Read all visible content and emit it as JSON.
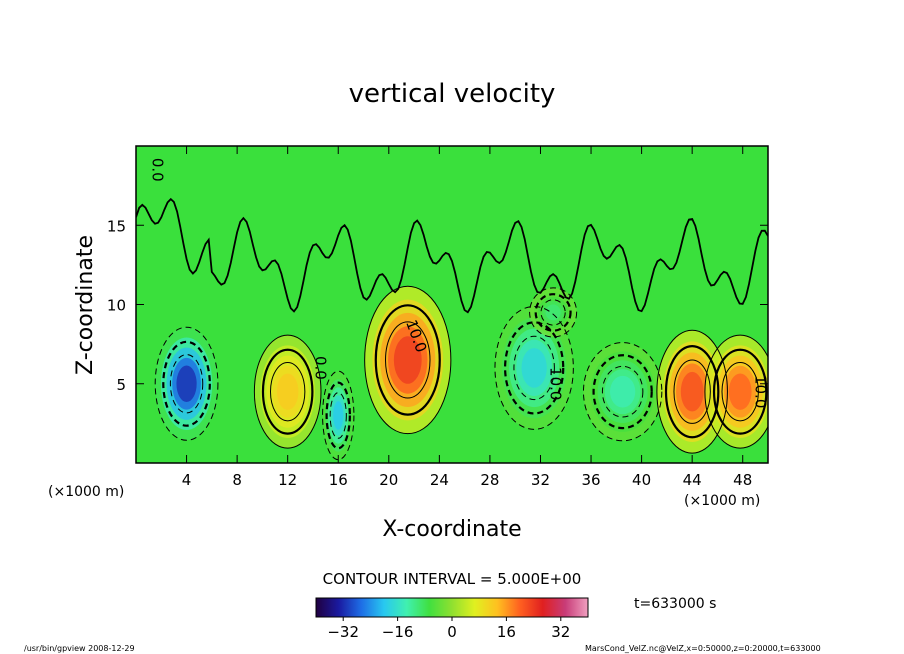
{
  "chart_data": {
    "type": "heatmap",
    "title": "vertical velocity",
    "xlabel": "X-coordinate",
    "ylabel": "Z-coordinate",
    "x_unit_left": "(×1000 m)",
    "x_unit_right": "(×1000 m)",
    "xlim": [
      0,
      50
    ],
    "ylim": [
      0,
      20
    ],
    "x_ticks": [
      4,
      8,
      12,
      16,
      20,
      24,
      28,
      32,
      36,
      40,
      44,
      48
    ],
    "y_ticks": [
      5,
      10,
      15
    ],
    "contour_interval_text": "CONTOUR INTERVAL = 5.000E+00",
    "time_text": "t=633000 s",
    "colorbar": {
      "range": [
        -40,
        40
      ],
      "ticks": [
        -32,
        -16,
        0,
        16,
        32
      ],
      "colors": [
        "#200040",
        "#1a1aa0",
        "#1e6ee6",
        "#28c8f0",
        "#40f0b0",
        "#40e040",
        "#90e030",
        "#e0f020",
        "#ffc020",
        "#ff6020",
        "#e02020",
        "#c83c78",
        "#f0a0c0"
      ]
    },
    "contour_labels": [
      {
        "text": "10.0",
        "x": 21.8,
        "y": 7.9,
        "angle": 70
      },
      {
        "text": "10.0",
        "x": 32.8,
        "y": 5.0,
        "angle": 90
      },
      {
        "text": "10.0",
        "x": 49.0,
        "y": 4.5,
        "angle": 90
      },
      {
        "text": "0.0",
        "x": 14.2,
        "y": 6.0,
        "angle": 90
      },
      {
        "text": "0.0",
        "x": 1.3,
        "y": 18.5,
        "angle": 90
      }
    ],
    "features": [
      {
        "sign": "negative",
        "x": 4.0,
        "z": 5.0,
        "sx": 1.6,
        "sz": 2.3,
        "amp": -32
      },
      {
        "sign": "negative",
        "x": 16.0,
        "z": 3.0,
        "sx": 0.8,
        "sz": 1.8,
        "amp": -20
      },
      {
        "sign": "negative",
        "x": 31.5,
        "z": 6.0,
        "sx": 2.0,
        "sz": 2.5,
        "amp": -18
      },
      {
        "sign": "negative",
        "x": 38.5,
        "z": 4.5,
        "sx": 2.0,
        "sz": 2.0,
        "amp": -14
      },
      {
        "sign": "negative",
        "x": 33.0,
        "z": 9.5,
        "sx": 1.2,
        "sz": 1.0,
        "amp": -10
      },
      {
        "sign": "positive",
        "x": 21.5,
        "z": 6.5,
        "sx": 2.2,
        "sz": 3.0,
        "amp": 24
      },
      {
        "sign": "positive",
        "x": 12.0,
        "z": 4.5,
        "sx": 1.7,
        "sz": 2.3,
        "amp": 12
      },
      {
        "sign": "positive",
        "x": 44.0,
        "z": 4.5,
        "sx": 1.8,
        "sz": 2.5,
        "amp": 22
      },
      {
        "sign": "positive",
        "x": 47.8,
        "z": 4.5,
        "sx": 1.8,
        "sz": 2.3,
        "amp": 20
      }
    ]
  },
  "footer": {
    "left": "/usr/bin/gpview  2008-12-29",
    "right": "MarsCond_VelZ.nc@VelZ,x=0:50000,z=0:20000,t=633000"
  }
}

========================================================================

[WHAT THE TASK REQUIRES]
Search the records for the word "coordinate" and copy every line where it occurs.

[REPLY]
    "xlabel": "X-coordinate",
    "ylabel": "Z-coordinate",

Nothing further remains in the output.